◆ **PROBLEM DETAILS**:
Reproduce every entry exactly and leave its pictures out.
--- Begin ---
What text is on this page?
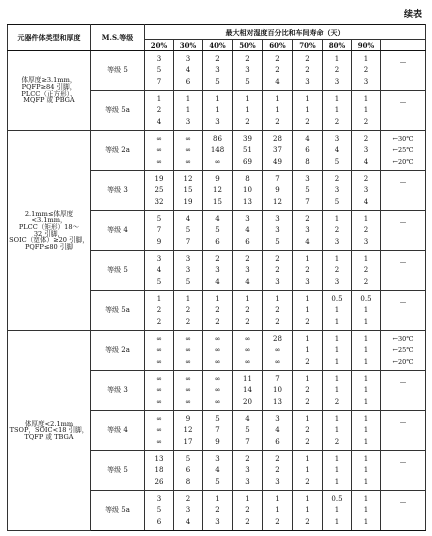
续表
元器件体类型和厚度	M.S.等级	最大相对湿度百分比和车间寿命（天）								
		20%	30%	40%	50%	60%	70%	80%	90%	

体厚度≥3.1mm，
PQFP≥84 引脚，
PLCC（正方形）、
MQFP 或 PBGA	等级 5	3
5
7	3
4
6	2
3
5	2
3
5	2
2
4	2
2
3	1
2
3	1
2
3	—

	等级 5a	1
2
4	1
1
3	1
1
3	1
1
2	1
1
2	1
1
2	1
1
2	1
1
2	—

2.1mm≤体厚度<3.1mm，
PLCC（矩形）18～
32 引脚，
SOIC（宽体）≥20 引脚，
PQFP≤80 引脚	等级 2a	∞
∞
∞	∞
∞
∞	86
148
∞	39
51
69	28
37
49	4
6
8	3
4
5	2
3
4	←30℃
←25℃
←20℃

	等级 3	19
25
32	12
15
19	9
12
15	8
10
13	7
9
12	3
5
7	2
3
5	2
3
4	—

	等级 4	5
7
9	4
5
7	4
5
6	3
4
6	3
3
5	2
3
4	1
2
3	1
2
3	—

	等级 5	3
4
5	3
3
5	2
3
4	2
3
4	2
2
3	1
2
3	1
2
3	1
2
2	—

	等级 5a	1
2
2	1
2
2	1
2
2	1
2
2	1
2
2	1
1
2	0.5
1
1	0.5
1
1	—

体厚度<2.1mm
TSOP，SOIC<18 引脚，
TQFP 或 TBGA	等级 2a	∞
∞
∞	∞
∞
∞	∞
∞
∞	∞
∞
∞	28
∞
∞	1
1
2	1
1
1	1
1
1	←30℃
←25℃
←20℃

	等级 3	∞
∞
∞	∞
∞
∞	∞
∞
∞	11
14
20	7
10
13	1
2
2	1
1
2	1
1
1	—

	等级 4	∞
∞
∞	9
12
17	5
7
9	4
5
7	3
4
6	1
2
2	1
1
2	1
1
1	—

	等级 5	13
18
26	5
6
8	3
4
5	2
3
3	2
2
3	1
1
2	1
1
1	1
1
1	—

	等级 5a	3
5
6	2
3
4	1
2
3	1
2
2	1
1
2	1
1
2	0.5
1
1	1
1
1	—
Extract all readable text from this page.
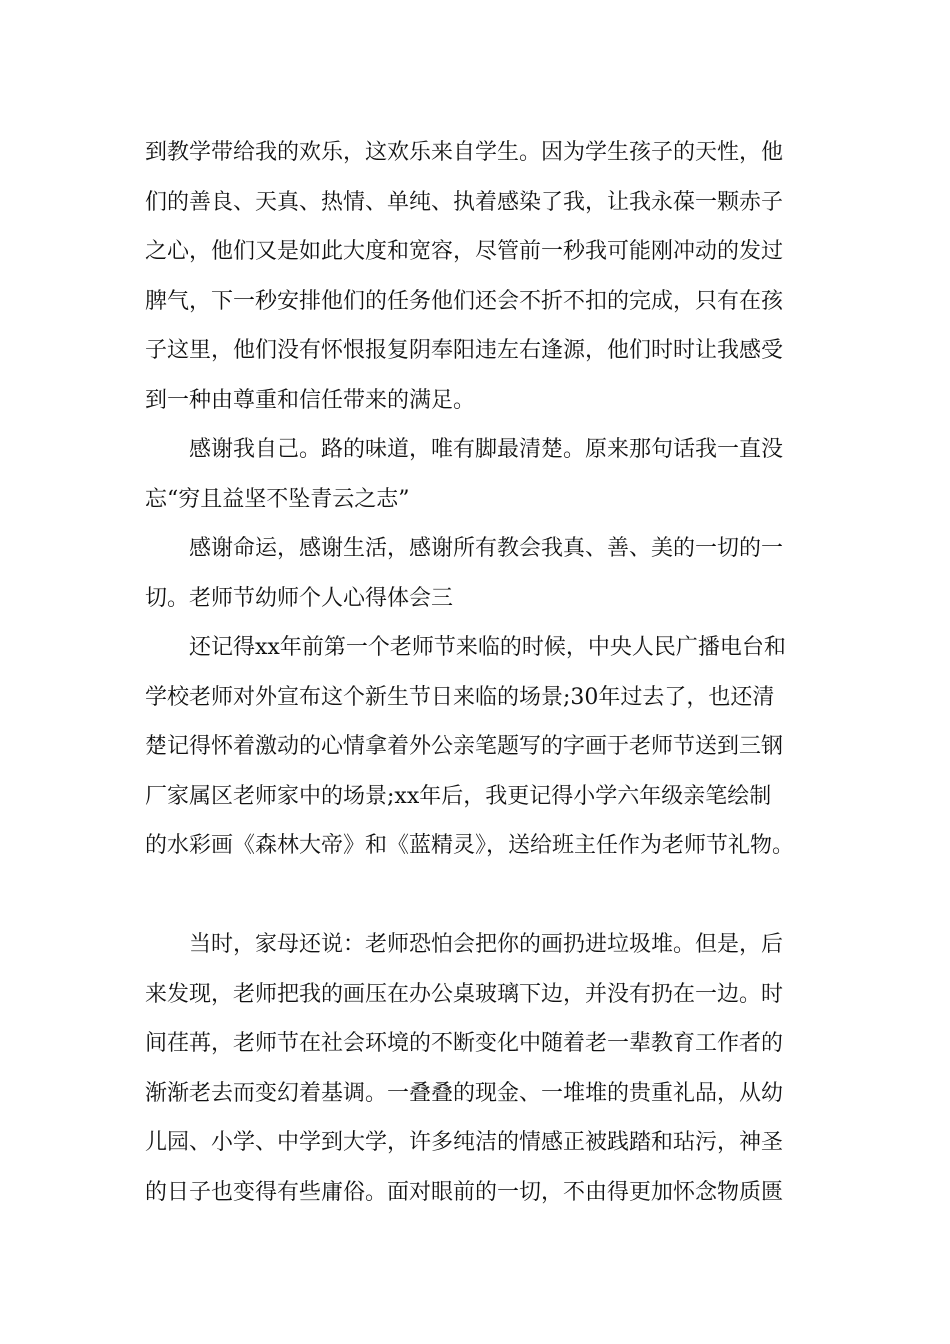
到教学带给我的欢乐，这欢乐来自学生。因为学生孩子的天性，他
们的善良、天真、热情、单纯、执着感染了我，让我永葆一颗赤子
之心，他们又是如此大度和宽容，尽管前一秒我可能刚冲动的发过
脾气，下一秒安排他们的任务他们还会不折不扣的完成，只有在孩
子这里，他们没有怀恨报复阴奉阳违左右逢源，他们时时让我感受
到一种由尊重和信任带来的满足。
感谢我自己。路的味道，唯有脚最清楚。原来那句话我一直没
忘“穷且益坚不坠青云之志”
感谢命运，感谢生活，感谢所有教会我真、善、美的一切的一
切。老师节幼师个人心得体会三
还记得xx年前第一个老师节来临的时候，中央人民广播电台和
学校老师对外宣布这个新生节日来临的场景;30年过去了，也还清
楚记得怀着激动的心情拿着外公亲笔题写的字画于老师节送到三钢
厂家属区老师家中的场景;xx年后，我更记得小学六年级亲笔绘制
的水彩画《森林大帝》和《蓝精灵》，送给班主任作为老师节礼物。
当时，家母还说：老师恐怕会把你的画扔进垃圾堆。但是，后
来发现，老师把我的画压在办公桌玻璃下边，并没有扔在一边。时
间荏苒，老师节在社会环境的不断变化中随着老一辈教育工作者的
渐渐老去而变幻着基调。一叠叠的现金、一堆堆的贵重礼品，从幼
儿园、小学、中学到大学，许多纯洁的情感正被践踏和玷污，神圣
的日子也变得有些庸俗。面对眼前的一切，不由得更加怀念物质匮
--- End ---
◆ **ANSWER**:
What text is on this page?
续表
元器件体类型和厚度	M.S.等级	最大相对湿度百分比和车间寿命（天）								
		20%	30%	40%	50%	60%	70%	80%	90%	

体厚度≥3.1mm，
PQFP≥84 引脚，
PLCC（正方形）、
MQFP 或 PBGA	等级 5	3
5
7	3
4
6	2
3
5	2
3
5	2
2
4	2
2
3	1
2
3	1
2
3	—

	等级 5a	1
2
4	1
1
3	1
1
3	1
1
2	1
1
2	1
1
2	1
1
2	1
1
2	—

2.1mm≤体厚度<3.1mm，
PLCC（矩形）18～
32 引脚，
SOIC（宽体）≥20 引脚，
PQFP≤80 引脚	等级 2a	∞
∞
∞	∞
∞
∞	86
148
∞	39
51
69	28
37
49	4
6
8	3
4
5	2
3
4	←30℃
←25℃
←20℃

	等级 3	19
25
32	12
15
19	9
12
15	8
10
13	7
9
12	3
5
7	2
3
5	2
3
4	—

	等级 4	5
7
9	4
5
7	4
5
6	3
4
6	3
3
5	2
3
4	1
2
3	1
2
3	—

	等级 5	3
4
5	3
3
5	2
3
4	2
3
4	2
2
3	1
2
3	1
2
3	1
2
2	—

	等级 5a	1
2
2	1
2
2	1
2
2	1
2
2	1
2
2	1
1
2	0.5
1
1	0.5
1
1	—

体厚度<2.1mm
TSOP，SOIC<18 引脚，
TQFP 或 TBGA	等级 2a	∞
∞
∞	∞
∞
∞	∞
∞
∞	∞
∞
∞	28
∞
∞	1
1
2	1
1
1	1
1
1	←30℃
←25℃
←20℃

	等级 3	∞
∞
∞	∞
∞
∞	∞
∞
∞	11
14
20	7
10
13	1
2
2	1
1
2	1
1
1	—

	等级 4	∞
∞
∞	9
12
17	5
7
9	4
5
7	3
4
6	1
2
2	1
1
2	1
1
1	—

	等级 5	13
18
26	5
6
8	3
4
5	2
3
3	2
2
3	1
1
2	1
1
1	1
1
1	—

	等级 5a	3
5
6	2
3
4	1
2
3	1
2
2	1
1
2	1
1
2	0.5
1
1	1
1
1	—
Extract all readable text from this page.
到教学带给我的欢乐，这欢乐来自学生。因为学生孩子的天性，他
们的善良、天真、热情、单纯、执着感染了我，让我永葆一颗赤子
之心，他们又是如此大度和宽容，尽管前一秒我可能刚冲动的发过
脾气，下一秒安排他们的任务他们还会不折不扣的完成，只有在孩
子这里，他们没有怀恨报复阴奉阳违左右逢源，他们时时让我感受
到一种由尊重和信任带来的满足。
感谢我自己。路的味道，唯有脚最清楚。原来那句话我一直没
忘“穷且益坚不坠青云之志”
感谢命运，感谢生活，感谢所有教会我真、善、美的一切的一
切。老师节幼师个人心得体会三
还记得xx年前第一个老师节来临的时候，中央人民广播电台和
学校老师对外宣布这个新生节日来临的场景;30年过去了，也还清
楚记得怀着激动的心情拿着外公亲笔题写的字画于老师节送到三钢
厂家属区老师家中的场景;xx年后，我更记得小学六年级亲笔绘制
的水彩画《森林大帝》和《蓝精灵》，送给班主任作为老师节礼物。
当时，家母还说：老师恐怕会把你的画扔进垃圾堆。但是，后
来发现，老师把我的画压在办公桌玻璃下边，并没有扔在一边。时
间荏苒，老师节在社会环境的不断变化中随着老一辈教育工作者的
渐渐老去而变幻着基调。一叠叠的现金、一堆堆的贵重礼品，从幼
儿园、小学、中学到大学，许多纯洁的情感正被践踏和玷污，神圣
的日子也变得有些庸俗。面对眼前的一切，不由得更加怀念物质匮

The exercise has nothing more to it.